begin

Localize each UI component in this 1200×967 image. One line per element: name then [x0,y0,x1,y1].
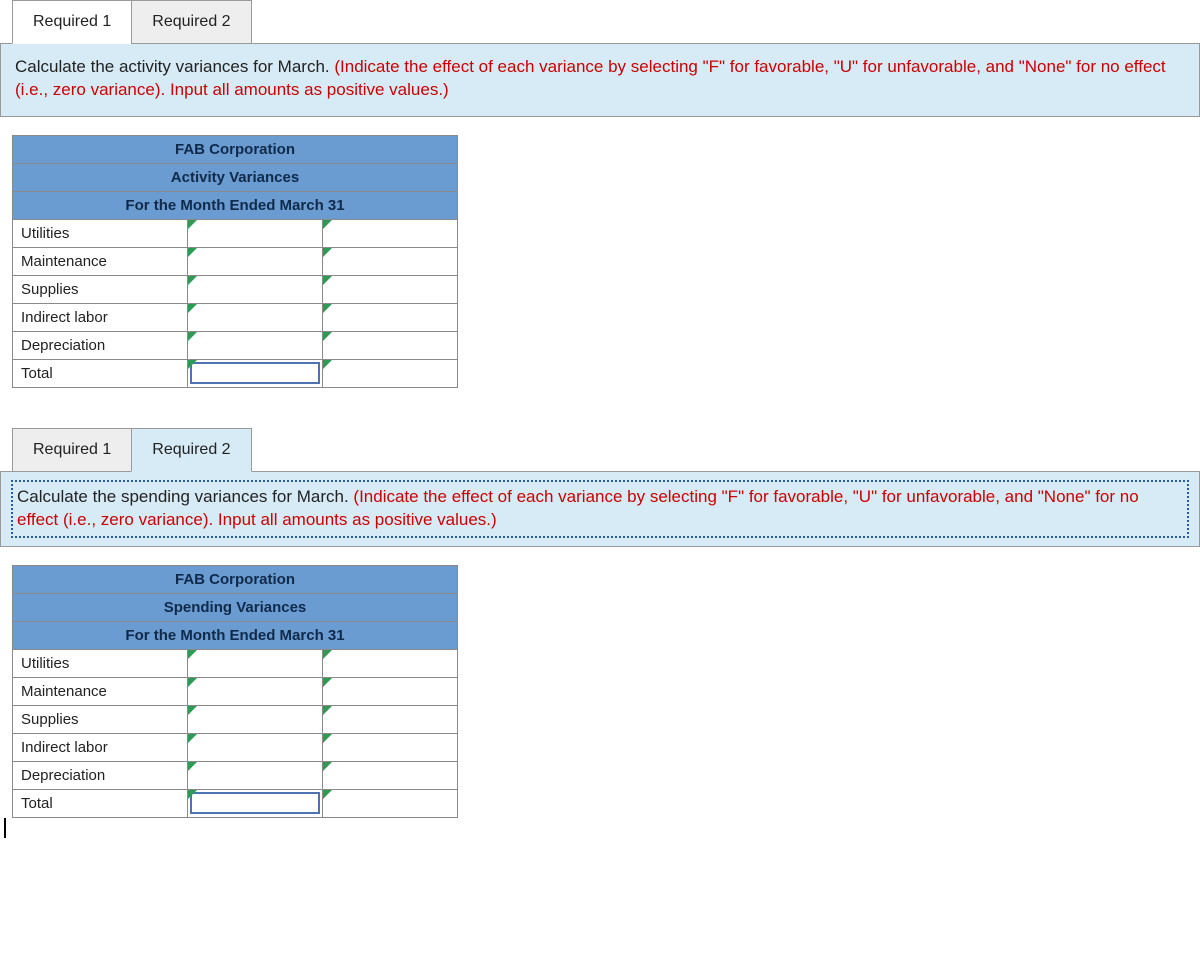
row-label: Total [13,789,188,817]
corner-icon [188,650,197,659]
effect-input[interactable] [323,649,458,677]
corner-icon [323,276,332,285]
table-row: Maintenance [13,247,458,275]
total-amount[interactable] [188,789,323,817]
table-row: Utilities [13,219,458,247]
effect-input[interactable] [323,359,458,387]
amount-input[interactable] [188,331,323,359]
row-label: Utilities [13,649,188,677]
instruction-text: Calculate the spending variances for Mar… [17,487,353,506]
table-row-total: Total [13,359,458,387]
corner-icon [323,220,332,229]
amount-input[interactable] [188,219,323,247]
effect-input[interactable] [323,247,458,275]
effect-input[interactable] [323,761,458,789]
table-header-corp: FAB Corporation [13,135,458,163]
corner-icon [323,332,332,341]
instructions: Calculate the spending variances for Mar… [0,471,1200,547]
table-header-title: Spending Variances [13,593,458,621]
instructions-selection: Calculate the spending variances for Mar… [11,480,1189,538]
effect-input[interactable] [323,705,458,733]
table-row: Depreciation [13,761,458,789]
table-row-total: Total [13,789,458,817]
tab-required-2[interactable]: Required 2 [131,428,251,472]
corner-icon [323,762,332,771]
activity-variances-table: FAB Corporation Activity Variances For t… [12,135,458,388]
table-header-title: Activity Variances [13,163,458,191]
corner-icon [188,706,197,715]
section-required-2: Required 1 Required 2 Calculate the spen… [0,428,1200,818]
row-label: Depreciation [13,761,188,789]
table-row: Indirect labor [13,303,458,331]
amount-input[interactable] [188,649,323,677]
corner-icon [188,304,197,313]
amount-input[interactable] [188,303,323,331]
table-header-corp: FAB Corporation [13,565,458,593]
text-cursor [4,818,6,838]
effect-input[interactable] [323,275,458,303]
row-label: Indirect labor [13,303,188,331]
amount-input[interactable] [188,733,323,761]
row-label: Depreciation [13,331,188,359]
amount-input[interactable] [188,705,323,733]
table-row: Indirect labor [13,733,458,761]
instructions: Calculate the activity variances for Mar… [0,43,1200,117]
corner-icon [323,790,332,799]
corner-icon [323,650,332,659]
row-label: Supplies [13,705,188,733]
tab-required-1[interactable]: Required 1 [12,0,132,44]
effect-input[interactable] [323,733,458,761]
corner-icon [323,304,332,313]
corner-icon [323,360,332,369]
amount-input[interactable] [188,677,323,705]
row-label: Maintenance [13,247,188,275]
section-required-1: Required 1 Required 2 Calculate the acti… [0,0,1200,388]
corner-icon [188,360,197,369]
amount-input[interactable] [188,275,323,303]
tab-required-1[interactable]: Required 1 [12,428,132,472]
corner-icon [188,332,197,341]
corner-icon [323,734,332,743]
table-row: Utilities [13,649,458,677]
effect-input[interactable] [323,303,458,331]
spending-variances-table: FAB Corporation Spending Variances For t… [12,565,458,818]
effect-input[interactable] [323,677,458,705]
table-header-period: For the Month Ended March 31 [13,621,458,649]
table-header-period: For the Month Ended March 31 [13,191,458,219]
amount-input[interactable] [188,247,323,275]
tabs: Required 1 Required 2 [12,428,1200,472]
row-label: Total [13,359,188,387]
corner-icon [323,248,332,257]
table-row: Supplies [13,705,458,733]
row-label: Maintenance [13,677,188,705]
corner-icon [323,678,332,687]
instruction-text: Calculate the activity variances for Mar… [15,57,334,76]
corner-icon [188,248,197,257]
table-row: Maintenance [13,677,458,705]
corner-icon [323,706,332,715]
row-label: Indirect labor [13,733,188,761]
amount-input[interactable] [188,761,323,789]
table-row: Supplies [13,275,458,303]
row-label: Supplies [13,275,188,303]
total-amount[interactable] [188,359,323,387]
tab-required-2[interactable]: Required 2 [131,0,251,44]
corner-icon [188,790,197,799]
table-row: Depreciation [13,331,458,359]
row-label: Utilities [13,219,188,247]
tabs: Required 1 Required 2 [12,0,1200,44]
corner-icon [188,678,197,687]
corner-icon [188,276,197,285]
corner-icon [188,220,197,229]
effect-input[interactable] [323,219,458,247]
effect-input[interactable] [323,789,458,817]
corner-icon [188,734,197,743]
effect-input[interactable] [323,331,458,359]
corner-icon [188,762,197,771]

end

• _What is asked_:
Format the lines above as a JSON list of strings, one string per line, skipping any blank lines. Leave the picture out of your answer.

• _Result for this task_:
[
  "Localize each UI component in this 1200×967 image. One line per element: name then [x0,y0,x1,y1].",
  "row-label: Total [13,789,188,817]",
  "corner-icon [188,650,197,659]",
  "effect-input[interactable] [323,649,458,677]",
  "corner-icon [323,276,332,285]",
  "table-row: Maintenance [13,247,458,275]",
  "total-amount[interactable] [188,789,323,817]",
  "table-row: Utilities [13,219,458,247]",
  "effect-input[interactable] [323,359,458,387]",
  "amount-input[interactable] [188,331,323,359]",
  "row-label: Utilities [13,649,188,677]",
  "instruction-text: Calculate the spending variances for Mar… [17,487,353,506]",
  "table-row-total: Total [13,359,458,387]",
  "corner-icon [323,220,332,229]",
  "amount-input[interactable] [188,219,323,247]",
  "effect-input[interactable] [323,247,458,275]",
  "effect-input[interactable] [323,761,458,789]",
  "table-header-corp: FAB Corporation [13,135,458,163]",
  "corner-icon [323,332,332,341]",
  "instructions: Calculate the spending variances for Mar… [0,471,1200,547]",
  "table-header-title: Spending Variances [13,593,458,621]",
  "instructions-selection: Calculate the spending variances for Mar… [11,480,1189,538]",
  "effect-input[interactable] [323,705,458,733]",
  "table-row: Depreciation [13,761,458,789]",
  "table-row-total: Total [13,789,458,817]",
  "tab-required-2[interactable]: Required 2 [131,428,251,472]",
  "corner-icon [323,762,332,771]",
  "activity-variances-table: FAB Corporation Activity Variances For t… [12,135,458,388]",
  "table-header-title: Activity Variances [13,163,458,191]",
  "corner-icon [188,706,197,715]",
  "section-required-2: Required 1 Required 2 Calculate the spen… [0,428,1200,818]",
  "row-label: Depreciation [13,761,188,789]",
  "table-row: Indirect labor [13,303,458,331]",
  "amount-input[interactable] [188,649,323,677]",
  "corner-icon [188,304,197,313]",
  "amount-input[interactable] [188,303,323,331]",
  "table-header-corp: FAB Corporation [13,565,458,593]",
  "text-cursor [4,818,6,838]",
  "effect-input[interactable] [323,275,458,303]",
  "row-label: Indirect labor [13,303,188,331]",
  "amount-input[interactable] [188,733,323,761]",
  "row-label: Depreciation [13,331,188,359]",
  "amount-input[interactable] [188,705,323,733]",
  "table-row: Indirect labor [13,733,458,761]",
  "instructions: Calculate the activity variances for Mar… [0,43,1200,117]",
  "corner-icon [323,790,332,799]",
  "corner-icon [323,650,332,659]",
  "row-label: Supplies [13,705,188,733]",
  "tab-required-1[interactable]: Required 1 [12,0,132,44]",
  "effect-input[interactable] [323,733,458,761]",
  "corner-icon [323,304,332,313]",
  "corner-icon [323,360,332,369]",
  "amount-input[interactable] [188,677,323,705]",
  "row-label: Maintenance [13,247,188,275]",
  "section-required-1: Required 1 Required 2 Calculate the acti… [0,0,1200,388]",
  "corner-icon [188,360,197,369]",
  "amount-input[interactable] [188,275,323,303]",
  "tab-required-1[interactable]: Required 1 [12,428,132,472]",
  "corner-icon [188,332,197,341]",
  "corner-icon [323,734,332,743]",
  "table-row: Utilities [13,649,458,677]",
  "effect-input[interactable] [323,303,458,331]",
  "spending-variances-table: FAB Corporation Spending Variances For t… [12,565,458,818]",
  "effect-input[interactable] [323,677,458,705]",
  "table-header-period: For the Month Ended March 31 [13,621,458,649]",
  "table-header-period: For the Month Ended March 31 [13,191,458,219]",
  "amount-input[interactable] [188,247,323,275]",
  "tabs: Required 1 Required 2 [12,428,1200,472]",
  "row-label: Total [13,359,188,387]",
  "corner-icon [323,248,332,257]",
  "table-row: Supplies [13,705,458,733]",
  "row-label: Maintenance [13,677,188,705]",
  "corner-icon [323,678,332,687]",
  "instruction-text: Calculate the activity variances for Mar… [15,57,334,76]",
  "corner-icon [188,248,197,257]",
  "table-row: Maintenance [13,677,458,705]",
  "corner-icon [323,706,332,715]",
  "row-label: Indirect labor [13,733,188,761]",
  "amount-input[interactable] [188,761,323,789]",
  "table-row: Supplies [13,275,458,303]",
  "row-label: Supplies [13,275,188,303]",
  "total-amount[interactable] [188,359,323,387]",
  "tab-required-2[interactable]: Required 2 [131,0,251,44]",
  "corner-icon [188,790,197,799]",
  "table-row: Depreciation [13,331,458,359]",
  "row-label: Utilities [13,219,188,247]",
  "tabs: Required 1 Required 2 [12,0,1200,44]",
  "corner-icon [188,678,197,687]",
  "corner-icon [188,276,197,285]",
  "corner-icon [188,220,197,229]",
  "effect-input[interactable] [323,219,458,247]",
  "effect-input[interactable] [323,789,458,817]",
  "corner-icon [188,734,197,743]",
  "effect-input[interactable] [323,331,458,359]",
  "corner-icon [188,762,197,771]"
]